Records that describe figures
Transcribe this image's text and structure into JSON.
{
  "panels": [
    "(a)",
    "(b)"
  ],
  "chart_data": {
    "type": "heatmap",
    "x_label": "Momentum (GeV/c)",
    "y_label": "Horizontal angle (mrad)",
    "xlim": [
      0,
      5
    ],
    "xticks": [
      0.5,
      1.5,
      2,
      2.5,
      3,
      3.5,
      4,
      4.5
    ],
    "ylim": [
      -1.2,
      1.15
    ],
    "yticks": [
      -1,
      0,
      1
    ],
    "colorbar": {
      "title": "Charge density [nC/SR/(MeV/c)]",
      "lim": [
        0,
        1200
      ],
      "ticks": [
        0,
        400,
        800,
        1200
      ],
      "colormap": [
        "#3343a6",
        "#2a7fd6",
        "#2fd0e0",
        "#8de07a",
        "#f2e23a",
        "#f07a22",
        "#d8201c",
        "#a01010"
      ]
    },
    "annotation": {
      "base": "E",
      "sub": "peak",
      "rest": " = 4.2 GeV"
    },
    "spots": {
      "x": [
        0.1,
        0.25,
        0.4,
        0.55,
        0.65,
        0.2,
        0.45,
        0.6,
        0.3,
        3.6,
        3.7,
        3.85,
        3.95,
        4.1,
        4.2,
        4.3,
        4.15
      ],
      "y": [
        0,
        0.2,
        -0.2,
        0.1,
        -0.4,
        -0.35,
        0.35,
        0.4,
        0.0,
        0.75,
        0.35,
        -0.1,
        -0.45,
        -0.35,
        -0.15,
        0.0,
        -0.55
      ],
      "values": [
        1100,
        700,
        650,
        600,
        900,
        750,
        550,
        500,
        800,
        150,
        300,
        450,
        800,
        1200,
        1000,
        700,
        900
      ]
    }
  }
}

**WHAT IS ASKED:** Restate the records, all of them, precisely as written.

**REPLY TO THE EXERCISE:**
Transcribe this image's text and structure into JSON.
{
  "panels": [
    "(a)",
    "(b)"
  ],
  "chart_data": {
    "type": "heatmap",
    "x_label": "Momentum (GeV/c)",
    "y_label": "Horizontal angle (mrad)",
    "xlim": [
      0,
      5
    ],
    "xticks": [
      0.5,
      1.5,
      2,
      2.5,
      3,
      3.5,
      4,
      4.5
    ],
    "ylim": [
      -1.2,
      1.15
    ],
    "yticks": [
      -1,
      0,
      1
    ],
    "colorbar": {
      "title": "Charge density [nC/SR/(MeV/c)]",
      "lim": [
        0,
        1200
      ],
      "ticks": [
        0,
        400,
        800,
        1200
      ],
      "colormap": [
        "#3343a6",
        "#2a7fd6",
        "#2fd0e0",
        "#8de07a",
        "#f2e23a",
        "#f07a22",
        "#d8201c",
        "#a01010"
      ]
    },
    "annotation": {
      "base": "E",
      "sub": "peak",
      "rest": " = 4.2 GeV"
    },
    "spots": {
      "x": [
        0.1,
        0.25,
        0.4,
        0.55,
        0.65,
        0.2,
        0.45,
        0.6,
        0.3,
        3.6,
        3.7,
        3.85,
        3.95,
        4.1,
        4.2,
        4.3,
        4.15
      ],
      "y": [
        0,
        0.2,
        -0.2,
        0.1,
        -0.4,
        -0.35,
        0.35,
        0.4,
        0.0,
        0.75,
        0.35,
        -0.1,
        -0.45,
        -0.35,
        -0.15,
        0.0,
        -0.55
      ],
      "values": [
        1100,
        700,
        650,
        600,
        900,
        750,
        550,
        500,
        800,
        150,
        300,
        450,
        800,
        1200,
        1000,
        700,
        900
      ]
    }
  }
}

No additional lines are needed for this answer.